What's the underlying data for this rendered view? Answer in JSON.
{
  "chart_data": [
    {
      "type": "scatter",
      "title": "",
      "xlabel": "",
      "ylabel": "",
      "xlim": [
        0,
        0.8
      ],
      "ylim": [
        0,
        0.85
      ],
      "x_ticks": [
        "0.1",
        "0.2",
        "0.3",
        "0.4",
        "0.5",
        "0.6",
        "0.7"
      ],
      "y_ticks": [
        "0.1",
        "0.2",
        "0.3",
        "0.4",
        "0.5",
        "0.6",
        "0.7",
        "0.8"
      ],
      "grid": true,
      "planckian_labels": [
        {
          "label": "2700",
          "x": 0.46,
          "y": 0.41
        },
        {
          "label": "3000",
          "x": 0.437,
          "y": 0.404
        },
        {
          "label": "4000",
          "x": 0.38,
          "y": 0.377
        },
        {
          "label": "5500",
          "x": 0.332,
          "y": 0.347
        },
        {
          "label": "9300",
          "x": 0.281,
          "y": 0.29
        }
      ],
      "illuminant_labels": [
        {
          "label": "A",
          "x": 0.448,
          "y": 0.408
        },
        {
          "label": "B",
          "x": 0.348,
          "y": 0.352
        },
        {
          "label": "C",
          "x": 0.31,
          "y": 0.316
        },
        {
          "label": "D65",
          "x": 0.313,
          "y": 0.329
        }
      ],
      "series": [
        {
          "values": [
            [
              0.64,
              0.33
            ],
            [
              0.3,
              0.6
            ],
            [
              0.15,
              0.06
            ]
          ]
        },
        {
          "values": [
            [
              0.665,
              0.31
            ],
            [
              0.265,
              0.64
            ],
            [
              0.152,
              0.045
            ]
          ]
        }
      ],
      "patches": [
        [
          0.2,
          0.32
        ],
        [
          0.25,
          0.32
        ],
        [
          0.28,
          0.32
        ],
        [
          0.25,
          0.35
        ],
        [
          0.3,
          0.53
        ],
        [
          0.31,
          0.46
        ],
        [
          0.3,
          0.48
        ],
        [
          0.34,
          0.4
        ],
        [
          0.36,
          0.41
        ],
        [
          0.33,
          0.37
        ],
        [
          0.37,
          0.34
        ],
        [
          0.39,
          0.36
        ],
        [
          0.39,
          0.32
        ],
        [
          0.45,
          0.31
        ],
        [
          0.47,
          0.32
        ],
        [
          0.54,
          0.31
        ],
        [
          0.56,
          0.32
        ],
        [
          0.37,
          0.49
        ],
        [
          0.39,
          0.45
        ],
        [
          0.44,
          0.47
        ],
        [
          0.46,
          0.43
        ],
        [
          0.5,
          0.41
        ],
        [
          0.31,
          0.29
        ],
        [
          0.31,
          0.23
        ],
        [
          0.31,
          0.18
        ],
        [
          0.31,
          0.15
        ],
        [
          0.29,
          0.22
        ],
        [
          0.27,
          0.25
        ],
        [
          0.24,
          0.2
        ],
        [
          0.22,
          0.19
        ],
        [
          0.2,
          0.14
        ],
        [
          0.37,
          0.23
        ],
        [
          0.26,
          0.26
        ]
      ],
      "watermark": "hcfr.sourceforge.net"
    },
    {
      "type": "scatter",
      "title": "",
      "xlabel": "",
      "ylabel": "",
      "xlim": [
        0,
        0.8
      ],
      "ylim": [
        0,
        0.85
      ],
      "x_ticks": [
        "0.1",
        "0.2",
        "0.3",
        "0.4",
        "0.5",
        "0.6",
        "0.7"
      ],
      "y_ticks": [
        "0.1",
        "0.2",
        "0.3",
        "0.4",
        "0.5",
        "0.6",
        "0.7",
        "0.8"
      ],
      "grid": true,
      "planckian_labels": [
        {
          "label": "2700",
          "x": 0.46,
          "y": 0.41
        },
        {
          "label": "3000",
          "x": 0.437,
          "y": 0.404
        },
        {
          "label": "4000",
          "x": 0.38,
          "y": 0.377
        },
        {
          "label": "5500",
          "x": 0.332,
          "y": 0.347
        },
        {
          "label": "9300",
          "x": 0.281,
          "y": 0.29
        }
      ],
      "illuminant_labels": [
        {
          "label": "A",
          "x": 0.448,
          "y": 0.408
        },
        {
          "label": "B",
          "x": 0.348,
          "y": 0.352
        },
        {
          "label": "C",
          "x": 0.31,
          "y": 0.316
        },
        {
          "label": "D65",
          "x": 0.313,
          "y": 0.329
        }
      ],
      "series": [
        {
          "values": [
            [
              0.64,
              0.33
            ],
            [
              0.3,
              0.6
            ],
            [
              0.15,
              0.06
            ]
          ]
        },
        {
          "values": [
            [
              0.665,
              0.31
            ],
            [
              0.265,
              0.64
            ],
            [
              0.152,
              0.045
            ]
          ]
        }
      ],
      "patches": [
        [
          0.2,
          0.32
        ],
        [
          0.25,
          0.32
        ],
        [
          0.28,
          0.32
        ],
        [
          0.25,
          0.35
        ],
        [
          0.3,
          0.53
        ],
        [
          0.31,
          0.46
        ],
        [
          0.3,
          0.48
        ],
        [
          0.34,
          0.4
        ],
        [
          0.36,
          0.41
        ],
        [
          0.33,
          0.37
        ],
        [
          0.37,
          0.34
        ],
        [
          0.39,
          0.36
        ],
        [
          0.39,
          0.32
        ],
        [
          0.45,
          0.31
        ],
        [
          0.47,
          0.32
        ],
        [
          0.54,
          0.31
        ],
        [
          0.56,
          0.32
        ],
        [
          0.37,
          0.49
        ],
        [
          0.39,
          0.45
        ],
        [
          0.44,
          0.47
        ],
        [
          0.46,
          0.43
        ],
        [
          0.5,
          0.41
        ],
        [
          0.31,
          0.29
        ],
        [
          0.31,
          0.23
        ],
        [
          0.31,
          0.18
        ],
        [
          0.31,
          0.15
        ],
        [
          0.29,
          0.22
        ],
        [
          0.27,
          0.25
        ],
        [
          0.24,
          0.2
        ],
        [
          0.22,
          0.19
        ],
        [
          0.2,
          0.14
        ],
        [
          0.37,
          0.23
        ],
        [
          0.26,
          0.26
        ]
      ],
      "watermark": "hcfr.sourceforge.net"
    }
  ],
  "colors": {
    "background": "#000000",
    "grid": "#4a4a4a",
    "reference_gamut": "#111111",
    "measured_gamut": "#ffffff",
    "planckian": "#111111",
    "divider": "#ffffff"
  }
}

◆ Objective ◆
Return every entry exactly as given.

◆ Solution ◆
What's the underlying data for this rendered view? Answer in JSON.
{
  "chart_data": [
    {
      "type": "scatter",
      "title": "",
      "xlabel": "",
      "ylabel": "",
      "xlim": [
        0,
        0.8
      ],
      "ylim": [
        0,
        0.85
      ],
      "x_ticks": [
        "0.1",
        "0.2",
        "0.3",
        "0.4",
        "0.5",
        "0.6",
        "0.7"
      ],
      "y_ticks": [
        "0.1",
        "0.2",
        "0.3",
        "0.4",
        "0.5",
        "0.6",
        "0.7",
        "0.8"
      ],
      "grid": true,
      "planckian_labels": [
        {
          "label": "2700",
          "x": 0.46,
          "y": 0.41
        },
        {
          "label": "3000",
          "x": 0.437,
          "y": 0.404
        },
        {
          "label": "4000",
          "x": 0.38,
          "y": 0.377
        },
        {
          "label": "5500",
          "x": 0.332,
          "y": 0.347
        },
        {
          "label": "9300",
          "x": 0.281,
          "y": 0.29
        }
      ],
      "illuminant_labels": [
        {
          "label": "A",
          "x": 0.448,
          "y": 0.408
        },
        {
          "label": "B",
          "x": 0.348,
          "y": 0.352
        },
        {
          "label": "C",
          "x": 0.31,
          "y": 0.316
        },
        {
          "label": "D65",
          "x": 0.313,
          "y": 0.329
        }
      ],
      "series": [
        {
          "values": [
            [
              0.64,
              0.33
            ],
            [
              0.3,
              0.6
            ],
            [
              0.15,
              0.06
            ]
          ]
        },
        {
          "values": [
            [
              0.665,
              0.31
            ],
            [
              0.265,
              0.64
            ],
            [
              0.152,
              0.045
            ]
          ]
        }
      ],
      "patches": [
        [
          0.2,
          0.32
        ],
        [
          0.25,
          0.32
        ],
        [
          0.28,
          0.32
        ],
        [
          0.25,
          0.35
        ],
        [
          0.3,
          0.53
        ],
        [
          0.31,
          0.46
        ],
        [
          0.3,
          0.48
        ],
        [
          0.34,
          0.4
        ],
        [
          0.36,
          0.41
        ],
        [
          0.33,
          0.37
        ],
        [
          0.37,
          0.34
        ],
        [
          0.39,
          0.36
        ],
        [
          0.39,
          0.32
        ],
        [
          0.45,
          0.31
        ],
        [
          0.47,
          0.32
        ],
        [
          0.54,
          0.31
        ],
        [
          0.56,
          0.32
        ],
        [
          0.37,
          0.49
        ],
        [
          0.39,
          0.45
        ],
        [
          0.44,
          0.47
        ],
        [
          0.46,
          0.43
        ],
        [
          0.5,
          0.41
        ],
        [
          0.31,
          0.29
        ],
        [
          0.31,
          0.23
        ],
        [
          0.31,
          0.18
        ],
        [
          0.31,
          0.15
        ],
        [
          0.29,
          0.22
        ],
        [
          0.27,
          0.25
        ],
        [
          0.24,
          0.2
        ],
        [
          0.22,
          0.19
        ],
        [
          0.2,
          0.14
        ],
        [
          0.37,
          0.23
        ],
        [
          0.26,
          0.26
        ]
      ],
      "watermark": "hcfr.sourceforge.net"
    },
    {
      "type": "scatter",
      "title": "",
      "xlabel": "",
      "ylabel": "",
      "xlim": [
        0,
        0.8
      ],
      "ylim": [
        0,
        0.85
      ],
      "x_ticks": [
        "0.1",
        "0.2",
        "0.3",
        "0.4",
        "0.5",
        "0.6",
        "0.7"
      ],
      "y_ticks": [
        "0.1",
        "0.2",
        "0.3",
        "0.4",
        "0.5",
        "0.6",
        "0.7",
        "0.8"
      ],
      "grid": true,
      "planckian_labels": [
        {
          "label": "2700",
          "x": 0.46,
          "y": 0.41
        },
        {
          "label": "3000",
          "x": 0.437,
          "y": 0.404
        },
        {
          "label": "4000",
          "x": 0.38,
          "y": 0.377
        },
        {
          "label": "5500",
          "x": 0.332,
          "y": 0.347
        },
        {
          "label": "9300",
          "x": 0.281,
          "y": 0.29
        }
      ],
      "illuminant_labels": [
        {
          "label": "A",
          "x": 0.448,
          "y": 0.408
        },
        {
          "label": "B",
          "x": 0.348,
          "y": 0.352
        },
        {
          "label": "C",
          "x": 0.31,
          "y": 0.316
        },
        {
          "label": "D65",
          "x": 0.313,
          "y": 0.329
        }
      ],
      "series": [
        {
          "values": [
            [
              0.64,
              0.33
            ],
            [
              0.3,
              0.6
            ],
            [
              0.15,
              0.06
            ]
          ]
        },
        {
          "values": [
            [
              0.665,
              0.31
            ],
            [
              0.265,
              0.64
            ],
            [
              0.152,
              0.045
            ]
          ]
        }
      ],
      "patches": [
        [
          0.2,
          0.32
        ],
        [
          0.25,
          0.32
        ],
        [
          0.28,
          0.32
        ],
        [
          0.25,
          0.35
        ],
        [
          0.3,
          0.53
        ],
        [
          0.31,
          0.46
        ],
        [
          0.3,
          0.48
        ],
        [
          0.34,
          0.4
        ],
        [
          0.36,
          0.41
        ],
        [
          0.33,
          0.37
        ],
        [
          0.37,
          0.34
        ],
        [
          0.39,
          0.36
        ],
        [
          0.39,
          0.32
        ],
        [
          0.45,
          0.31
        ],
        [
          0.47,
          0.32
        ],
        [
          0.54,
          0.31
        ],
        [
          0.56,
          0.32
        ],
        [
          0.37,
          0.49
        ],
        [
          0.39,
          0.45
        ],
        [
          0.44,
          0.47
        ],
        [
          0.46,
          0.43
        ],
        [
          0.5,
          0.41
        ],
        [
          0.31,
          0.29
        ],
        [
          0.31,
          0.23
        ],
        [
          0.31,
          0.18
        ],
        [
          0.31,
          0.15
        ],
        [
          0.29,
          0.22
        ],
        [
          0.27,
          0.25
        ],
        [
          0.24,
          0.2
        ],
        [
          0.22,
          0.19
        ],
        [
          0.2,
          0.14
        ],
        [
          0.37,
          0.23
        ],
        [
          0.26,
          0.26
        ]
      ],
      "watermark": "hcfr.sourceforge.net"
    }
  ],
  "colors": {
    "background": "#000000",
    "grid": "#4a4a4a",
    "reference_gamut": "#111111",
    "measured_gamut": "#ffffff",
    "planckian": "#111111",
    "divider": "#ffffff"
  }
}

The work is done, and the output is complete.